WHAT YOU HAVE TO DO
Could you copy the records below exactly, leaving out any pictures?

EXERCISE MATERIALS
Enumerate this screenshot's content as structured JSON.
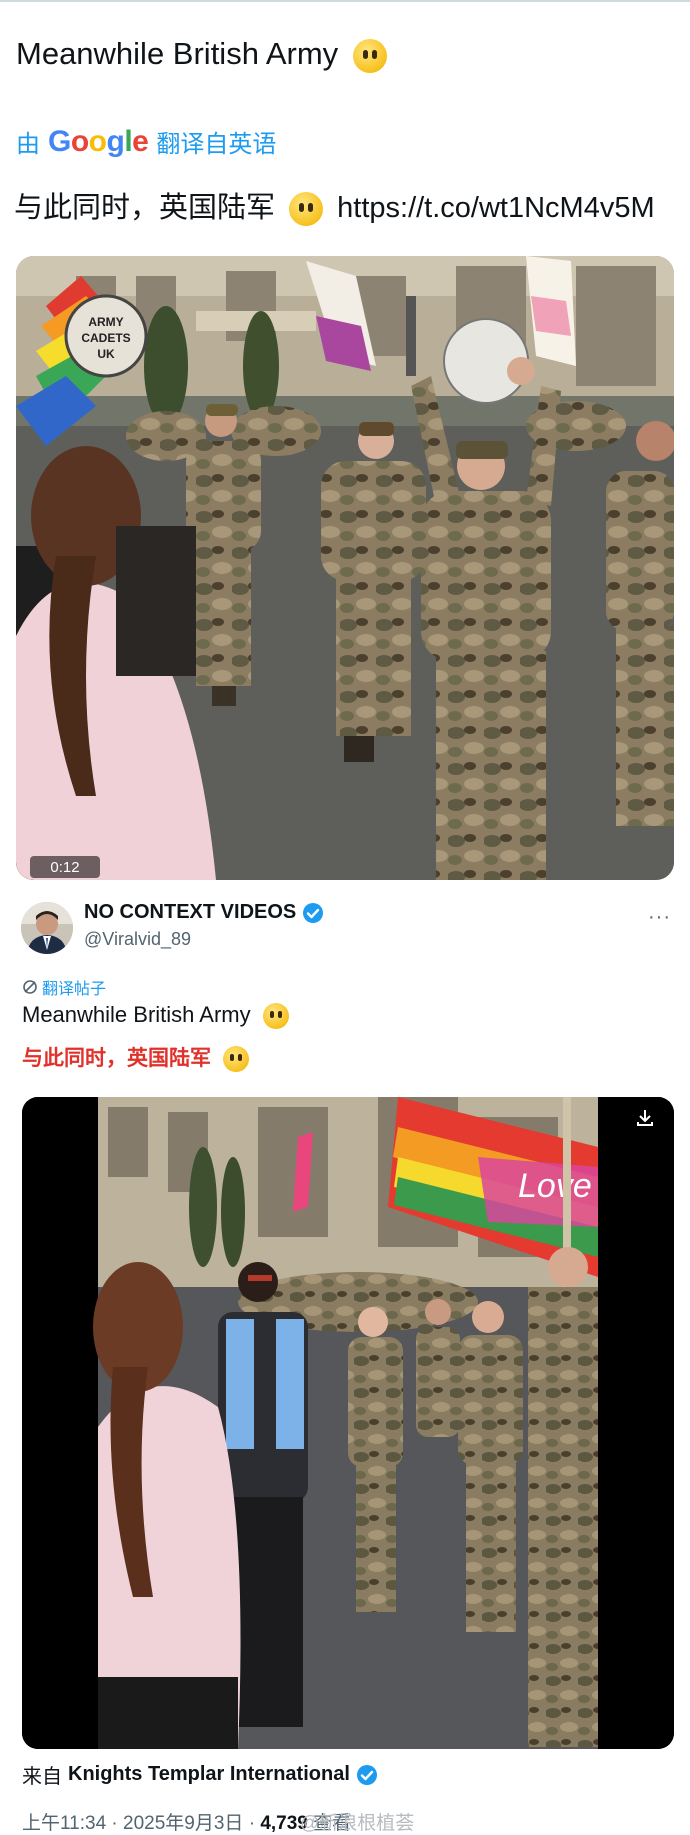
{
  "post": {
    "text": "Meanwhile British Army",
    "translate_prefix": "由",
    "translate_brand": "Google",
    "translate_suffix": "翻译自英语",
    "translated_text": "与此同时，英国陆军",
    "link": "https://t.co/wt1NcM4v5M",
    "sign_text": "ARMY CADETS UK",
    "video_time": "0:12"
  },
  "quoted": {
    "name": "NO CONTEXT VIDEOS",
    "handle": "@Viralvid_89",
    "more_label": "···",
    "translate_label": "翻译帖子",
    "text_en": "Meanwhile British Army",
    "text_cn": "与此同时，英国陆军",
    "flag_text": "Love"
  },
  "footer": {
    "from_prefix": "来自",
    "from_name": "Knights Templar International",
    "timestamp": "上午11:34 · 2025年9月3日 · ",
    "views": "4,739",
    "views_label": " 查看",
    "watermark": "@新浪根植荟"
  },
  "colors": {
    "accent": "#1d9bf0",
    "translation_red": "#e0322b",
    "text": "#0f1419",
    "muted": "#536471"
  },
  "icons": [
    "emoji-face-icon",
    "google-logo-icon",
    "verified-badge-icon",
    "translate-icon",
    "download-icon",
    "more-icon"
  ]
}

WRITTEN SOLUTION
Enumerate this screenshot's content as structured JSON.
{
  "post": {
    "text": "Meanwhile British Army",
    "translate_prefix": "由",
    "translate_brand": "Google",
    "translate_suffix": "翻译自英语",
    "translated_text": "与此同时，英国陆军",
    "link": "https://t.co/wt1NcM4v5M",
    "sign_text": "ARMY CADETS UK",
    "video_time": "0:12"
  },
  "quoted": {
    "name": "NO CONTEXT VIDEOS",
    "handle": "@Viralvid_89",
    "more_label": "···",
    "translate_label": "翻译帖子",
    "text_en": "Meanwhile British Army",
    "text_cn": "与此同时，英国陆军",
    "flag_text": "Love"
  },
  "footer": {
    "from_prefix": "来自",
    "from_name": "Knights Templar International",
    "timestamp": "上午11:34 · 2025年9月3日 · ",
    "views": "4,739",
    "views_label": " 查看",
    "watermark": "@新浪根植荟"
  },
  "colors": {
    "accent": "#1d9bf0",
    "translation_red": "#e0322b",
    "text": "#0f1419",
    "muted": "#536471"
  },
  "icons": [
    "emoji-face-icon",
    "google-logo-icon",
    "verified-badge-icon",
    "translate-icon",
    "download-icon",
    "more-icon"
  ]
}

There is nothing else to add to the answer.